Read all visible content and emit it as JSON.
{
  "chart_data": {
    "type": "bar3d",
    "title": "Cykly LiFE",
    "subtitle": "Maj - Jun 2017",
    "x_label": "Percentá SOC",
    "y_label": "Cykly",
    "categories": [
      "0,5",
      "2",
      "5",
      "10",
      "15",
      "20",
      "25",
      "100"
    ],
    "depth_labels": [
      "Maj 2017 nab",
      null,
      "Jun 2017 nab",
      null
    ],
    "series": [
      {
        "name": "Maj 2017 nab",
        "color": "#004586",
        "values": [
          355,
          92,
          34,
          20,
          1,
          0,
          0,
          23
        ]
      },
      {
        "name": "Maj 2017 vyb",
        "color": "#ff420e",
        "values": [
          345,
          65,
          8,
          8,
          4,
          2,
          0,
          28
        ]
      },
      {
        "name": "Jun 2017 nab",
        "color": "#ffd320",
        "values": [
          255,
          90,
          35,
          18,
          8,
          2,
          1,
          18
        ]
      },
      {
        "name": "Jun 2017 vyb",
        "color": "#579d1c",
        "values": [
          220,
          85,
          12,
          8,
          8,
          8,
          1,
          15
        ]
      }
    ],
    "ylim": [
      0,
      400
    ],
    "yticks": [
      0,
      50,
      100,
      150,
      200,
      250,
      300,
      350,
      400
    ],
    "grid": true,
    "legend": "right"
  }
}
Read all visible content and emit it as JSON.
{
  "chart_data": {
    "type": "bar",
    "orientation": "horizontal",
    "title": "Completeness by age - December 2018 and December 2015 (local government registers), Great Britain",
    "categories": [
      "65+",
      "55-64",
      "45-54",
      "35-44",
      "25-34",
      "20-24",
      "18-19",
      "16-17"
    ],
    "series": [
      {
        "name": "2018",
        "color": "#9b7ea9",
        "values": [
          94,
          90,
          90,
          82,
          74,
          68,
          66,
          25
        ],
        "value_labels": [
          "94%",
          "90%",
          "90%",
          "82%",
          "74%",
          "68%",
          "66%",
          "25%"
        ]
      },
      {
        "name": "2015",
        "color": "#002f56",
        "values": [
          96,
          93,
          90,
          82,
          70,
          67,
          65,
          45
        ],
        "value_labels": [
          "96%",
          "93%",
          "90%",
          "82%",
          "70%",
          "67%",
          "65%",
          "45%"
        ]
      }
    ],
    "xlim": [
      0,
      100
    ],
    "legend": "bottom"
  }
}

········

◆ Exercise goal ◆
Repeat every entry exactly, please.

◆ Result ◆
Read all visible content and emit it as JSON.
{
  "chart_data": {
    "type": "bar3d",
    "title": "Cykly LiFE",
    "subtitle": "Maj - Jun 2017",
    "x_label": "Percentá SOC",
    "y_label": "Cykly",
    "categories": [
      "0,5",
      "2",
      "5",
      "10",
      "15",
      "20",
      "25",
      "100"
    ],
    "depth_labels": [
      "Maj 2017 nab",
      null,
      "Jun 2017 nab",
      null
    ],
    "series": [
      {
        "name": "Maj 2017 nab",
        "color": "#004586",
        "values": [
          355,
          92,
          34,
          20,
          1,
          0,
          0,
          23
        ]
      },
      {
        "name": "Maj 2017 vyb",
        "color": "#ff420e",
        "values": [
          345,
          65,
          8,
          8,
          4,
          2,
          0,
          28
        ]
      },
      {
        "name": "Jun 2017 nab",
        "color": "#ffd320",
        "values": [
          255,
          90,
          35,
          18,
          8,
          2,
          1,
          18
        ]
      },
      {
        "name": "Jun 2017 vyb",
        "color": "#579d1c",
        "values": [
          220,
          85,
          12,
          8,
          8,
          8,
          1,
          15
        ]
      }
    ],
    "ylim": [
      0,
      400
    ],
    "yticks": [
      0,
      50,
      100,
      150,
      200,
      250,
      300,
      350,
      400
    ],
    "grid": true,
    "legend": "right"
  }
}
Read all visible content and emit it as JSON.
{
  "chart_data": {
    "type": "bar",
    "orientation": "horizontal",
    "title": "Completeness by age - December 2018 and December 2015 (local government registers), Great Britain",
    "categories": [
      "65+",
      "55-64",
      "45-54",
      "35-44",
      "25-34",
      "20-24",
      "18-19",
      "16-17"
    ],
    "series": [
      {
        "name": "2018",
        "color": "#9b7ea9",
        "values": [
          94,
          90,
          90,
          82,
          74,
          68,
          66,
          25
        ],
        "value_labels": [
          "94%",
          "90%",
          "90%",
          "82%",
          "74%",
          "68%",
          "66%",
          "25%"
        ]
      },
      {
        "name": "2015",
        "color": "#002f56",
        "values": [
          96,
          93,
          90,
          82,
          70,
          67,
          65,
          45
        ],
        "value_labels": [
          "96%",
          "93%",
          "90%",
          "82%",
          "70%",
          "67%",
          "65%",
          "45%"
        ]
      }
    ],
    "xlim": [
      0,
      100
    ],
    "legend": "bottom"
  }
}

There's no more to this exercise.